PROBLEM STATEMENT =>
Return every line of the material exactly.

WORKING DATA =>

────────────────────

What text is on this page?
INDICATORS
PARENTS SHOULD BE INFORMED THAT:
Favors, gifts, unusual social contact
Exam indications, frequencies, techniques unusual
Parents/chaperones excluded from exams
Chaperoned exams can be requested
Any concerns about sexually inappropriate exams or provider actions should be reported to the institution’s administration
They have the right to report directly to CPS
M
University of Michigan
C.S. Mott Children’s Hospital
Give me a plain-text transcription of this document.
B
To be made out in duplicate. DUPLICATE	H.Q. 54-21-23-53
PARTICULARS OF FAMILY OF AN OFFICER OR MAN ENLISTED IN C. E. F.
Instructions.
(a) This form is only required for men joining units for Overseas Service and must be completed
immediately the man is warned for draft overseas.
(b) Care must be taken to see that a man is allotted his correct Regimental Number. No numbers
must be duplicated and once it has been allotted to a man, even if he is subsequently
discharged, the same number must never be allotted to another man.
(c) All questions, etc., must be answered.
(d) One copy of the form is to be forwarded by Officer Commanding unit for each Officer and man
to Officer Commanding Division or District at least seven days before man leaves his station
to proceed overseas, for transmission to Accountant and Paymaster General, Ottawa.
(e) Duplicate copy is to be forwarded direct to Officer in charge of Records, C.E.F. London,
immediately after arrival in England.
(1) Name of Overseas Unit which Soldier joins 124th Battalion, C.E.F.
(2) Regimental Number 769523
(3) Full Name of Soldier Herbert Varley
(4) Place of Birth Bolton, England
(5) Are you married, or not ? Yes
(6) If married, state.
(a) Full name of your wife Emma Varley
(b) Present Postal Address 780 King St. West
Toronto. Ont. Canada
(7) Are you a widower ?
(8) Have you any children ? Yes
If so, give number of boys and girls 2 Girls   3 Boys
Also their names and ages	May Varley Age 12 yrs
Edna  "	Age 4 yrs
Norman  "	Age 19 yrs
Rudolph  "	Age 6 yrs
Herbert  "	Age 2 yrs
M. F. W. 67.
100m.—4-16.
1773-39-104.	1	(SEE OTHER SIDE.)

────────────────────

FULL ANSWER =>
What text is on this page?
INDICATORS
PARENTS SHOULD BE INFORMED THAT:
Favors, gifts, unusual social contact
Exam indications, frequencies, techniques unusual
Parents/chaperones excluded from exams
Chaperoned exams can be requested
Any concerns about sexually inappropriate exams or provider actions should be reported to the institution’s administration
They have the right to report directly to CPS
M
University of Michigan
C.S. Mott Children’s Hospital
Give me a plain-text transcription of this document.
B
To be made out in duplicate. DUPLICATE	H.Q. 54-21-23-53
PARTICULARS OF FAMILY OF AN OFFICER OR MAN ENLISTED IN C. E. F.
Instructions.
(a) This form is only required for men joining units for Overseas Service and must be completed
immediately the man is warned for draft overseas.
(b) Care must be taken to see that a man is allotted his correct Regimental Number. No numbers
must be duplicated and once it has been allotted to a man, even if he is subsequently
discharged, the same number must never be allotted to another man.
(c) All questions, etc., must be answered.
(d) One copy of the form is to be forwarded by Officer Commanding unit for each Officer and man
to Officer Commanding Division or District at least seven days before man leaves his station
to proceed overseas, for transmission to Accountant and Paymaster General, Ottawa.
(e) Duplicate copy is to be forwarded direct to Officer in charge of Records, C.E.F. London,
immediately after arrival in England.
(1) Name of Overseas Unit which Soldier joins 124th Battalion, C.E.F.
(2) Regimental Number 769523
(3) Full Name of Soldier Herbert Varley
(4) Place of Birth Bolton, England
(5) Are you married, or not ? Yes
(6) If married, state.
(a) Full name of your wife Emma Varley
(b) Present Postal Address 780 King St. West
Toronto. Ont. Canada
(7) Are you a widower ?
(8) Have you any children ? Yes
If so, give number of boys and girls 2 Girls   3 Boys
Also their names and ages	May Varley Age 12 yrs
Edna  "	Age 4 yrs
Norman  "	Age 19 yrs
Rudolph  "	Age 6 yrs
Herbert  "	Age 2 yrs
M. F. W. 67.
100m.—4-16.
1773-39-104.	1	(SEE OTHER SIDE.)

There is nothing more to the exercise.